Text excerpt
◇ ◇ ◇ ◇ ◇ ◇ ◇
Volume 623: debated on Wednesday 22 March 2017

[Andrew Rosindell in the Chair]

I beg to move,

That this House has considered the roll-out of universal credit.

It is a pleasure to serve under your chairmanship this afternoon, Mr Rosindell, not least because I have been trying to secure a debate on this issue for several weeks, if not months, due to the sheer volume of universal credit-related problems that have been raised with me by constituents. It is no surprise that there is much interest in this issue from parliamentary colleagues; I thank all of them for coming along to the debate.

Before I expose these issues in more detail, I thought it would be helpful to set out some of the context of today’s debate. As all hon. Members are aware, universal credit is a new benefit that is being introduced to replace the means-tested social security benefits and tax credits for working-age individuals and families, including working tax credit, child tax credit, income-based jobseeker’s allowance, income support, income-related employment and support allowance, and housing benefit.

By using real-time information on claimants’ circumstances, the aim of universal credit, which I am sure the Minister will also set out, according to the Library’s very helpful briefing note for this debate,

“is to simplify and streamline the benefits system for claimants and administrators, to improve work incentives, to tackle poverty among low income families, and to reduce the scope for fraud and error.”

Following years of repeated delays and false starts, the infamous reset in 2013 after the Major Projects Authority told the Government to go back to the drawing board, and concerns expressed by the National Audit Office that delivery of universal credit has been beset by

“weak management, ineffective control and poor governance”,

this new benefit is now very gradually and very painfully being rolled out across the country.

Indeed, as the Library briefing note also highlights, since the 2013 reset the Department for Work and Pensions has been developing and rolling out universal credit using a twin-track approach. The briefing note states:

“This involves rolling out Universal Credit using IT systems developed prior to the 2013 reset (the ‘Live Service’) while, simultaneously, DWP develops the Digital Service (now known as the ‘Full Service’) from which Universal Credit will eventually be operated.”

I hope that everyone is still following me.

As the Library briefing note states, this means that since spring 2016,

“Universal Credit is now available in all Jobcentres across Great Britain, but in most areas is only available for new claims from people with relatively simple circumstances…single unemployed people (or people with very low earnings) satisfying the ‘gateway conditions’”.

In a small but increasing number of areas that have full service universal credit, all new eligible claimants will receive universal credit, as will existing claimants of legacy benefits who report a change in their circumstances, which results in them being naturally migrated to universal credit. Just to clarify, I am using the DWP’s own terminology here.
◇ ◇ ◇ ◇ ◇ ◇ ◇
Translate this sentence from the universal credit debate into Spanish: "Indeed, as the Library briefing note also highlights, since the 2013 reset the Department for Work and Pensions has been developing and rolling out universal credit using a twin-track approach."
◇ ◇ ◇ ◇ ◇ ◇ ◇
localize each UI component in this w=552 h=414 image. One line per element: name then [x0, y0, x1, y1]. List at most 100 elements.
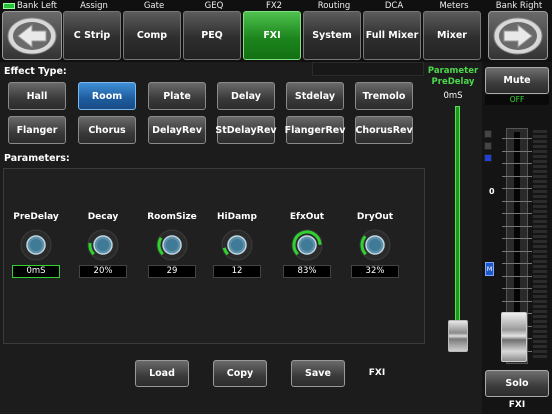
meter-segment: [533, 245, 547, 248]
meter-segment: [533, 280, 547, 283]
meter-segment: [533, 230, 547, 233]
copy-button[interactable]: Copy: [213, 360, 267, 387]
param-hidamp: HiDamp 12: [205, 212, 269, 278]
param-name: PreDelay: [13, 212, 59, 222]
meter-segment: [533, 185, 547, 188]
channel-fader-handle[interactable]: [501, 312, 527, 362]
meter-segment: [533, 210, 547, 213]
meter-segment: [533, 275, 547, 278]
effect-room-button[interactable]: Room: [78, 82, 136, 110]
param-value: 83%: [283, 265, 331, 278]
mute-status-indicator: OFF: [485, 95, 549, 105]
meter-segment: [533, 315, 547, 318]
nav-label-geq: GEQ: [204, 1, 224, 11]
nav-system-button[interactable]: System: [303, 11, 361, 60]
solo-button[interactable]: Solo: [485, 370, 549, 397]
effect-delay-button[interactable]: Delay: [217, 82, 275, 110]
meter-segment: [533, 135, 547, 138]
effect-plate-button[interactable]: Plate: [148, 82, 206, 110]
nav-comp-button[interactable]: Comp: [123, 11, 181, 60]
effect-stdelayrev-button[interactable]: StDelayRev: [215, 116, 277, 144]
nav-label-routing: Routing: [317, 1, 351, 11]
param-efxout: EfxOut 83%: [275, 212, 339, 278]
meter-segment: [533, 195, 547, 198]
nav-peq-button[interactable]: PEQ: [183, 11, 241, 60]
fader-tick: [502, 175, 532, 177]
fader-tick: [502, 300, 532, 302]
meter-segment: [533, 295, 547, 298]
meter-segment: [533, 225, 547, 228]
meter-segment: [533, 155, 547, 158]
knob-icon: [359, 229, 391, 261]
meter-segment: [533, 200, 547, 203]
hidamp-knob[interactable]: [220, 228, 254, 262]
param-roomsize: RoomSize 29: [140, 212, 204, 278]
meter-segment: [533, 150, 547, 153]
parameter-title-line2: PreDelay: [431, 77, 475, 87]
fader-tick: [502, 138, 532, 139]
meter-segment: [533, 190, 547, 193]
meter-segment: [533, 320, 547, 323]
level-meter: [533, 130, 547, 362]
nav-full-mixer-button[interactable]: Full Mixer: [363, 11, 421, 60]
param-value: 0mS: [12, 265, 60, 278]
effect-delayrev-button[interactable]: DelayRev: [148, 116, 206, 144]
param-value: 29: [148, 265, 196, 278]
bank-right-button[interactable]: [488, 11, 548, 60]
parameter-title-line1: Parameter: [427, 66, 479, 76]
effect-flangerrev-button[interactable]: FlangerRev: [285, 116, 345, 144]
meter-segment: [533, 300, 547, 303]
effect-flanger-button[interactable]: Flanger: [8, 116, 66, 144]
fader-tick: [502, 238, 532, 239]
param-name: HiDamp: [217, 212, 257, 222]
meter-segment: [533, 165, 547, 168]
mute-button[interactable]: Mute: [485, 67, 549, 94]
load-button[interactable]: Load: [135, 360, 189, 387]
bank-left-button[interactable]: [2, 11, 62, 60]
param-name: EfxOut: [289, 212, 325, 222]
nav-cstrip-button[interactable]: C Strip: [63, 11, 121, 60]
effect-chorusrev-button[interactable]: ChorusRev: [355, 116, 413, 144]
effect-stdelay-button[interactable]: Stdelay: [286, 82, 344, 110]
nav-label-meters: Meters: [439, 1, 469, 11]
param-dryout: DryOut 32%: [343, 212, 407, 278]
meter-segment: [533, 205, 547, 208]
save-button[interactable]: Save: [291, 360, 345, 387]
parameter-slider-value: 0mS: [443, 91, 463, 101]
roomsize-knob[interactable]: [155, 228, 189, 262]
meter-segment: [533, 355, 547, 358]
fader-tick: [502, 250, 532, 252]
parameter-slider-track[interactable]: [455, 106, 460, 352]
meter-segment: [533, 270, 547, 273]
decay-knob[interactable]: [86, 228, 120, 262]
nav-mixer-button[interactable]: Mixer: [423, 11, 481, 60]
arrow-left-icon: [7, 17, 57, 54]
meter-segment: [533, 160, 547, 163]
effect-chorus-button[interactable]: Chorus: [78, 116, 136, 144]
meter-segment: [533, 175, 547, 178]
bank-left-label: Bank Left: [16, 1, 58, 11]
param-predelay: PreDelay 0mS: [4, 212, 68, 278]
knob-icon: [156, 229, 188, 261]
meter-segment: [533, 285, 547, 288]
effect-hall-button[interactable]: Hall: [8, 82, 66, 110]
dryout-knob[interactable]: [358, 228, 392, 262]
meter-segment: [533, 180, 547, 183]
predelay-knob[interactable]: [19, 228, 53, 262]
efxout-knob[interactable]: [290, 228, 324, 262]
fader-zero-label: 0: [489, 187, 495, 196]
knob-icon: [291, 229, 323, 261]
nav-fxi-button[interactable]: FXI: [243, 11, 301, 60]
param-name: Decay: [87, 212, 119, 222]
knob-icon: [20, 229, 52, 261]
channel-led-column: [484, 130, 492, 280]
fader-tick: [502, 275, 532, 277]
fader-tick: [502, 188, 532, 189]
parameter-slider-handle[interactable]: [448, 320, 468, 352]
meter-segment: [533, 340, 547, 343]
effect-tremolo-button[interactable]: Tremolo: [355, 82, 413, 110]
meter-segment: [533, 260, 547, 263]
fx-name-label: FXI: [368, 368, 386, 378]
preset-name-display: [312, 62, 424, 76]
fader-tick: [502, 213, 532, 214]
◇ ◇ ◇ ◇ ◇ ◇ ◇
Full solution
De hecho, como también destaca la nota informativa de la Biblioteca, desde la reestructuración de 2013 el Departamento de Trabajo y Pensiones ha estado desarrollando e implantando el crédito universal mediante un enfoque de doble vía.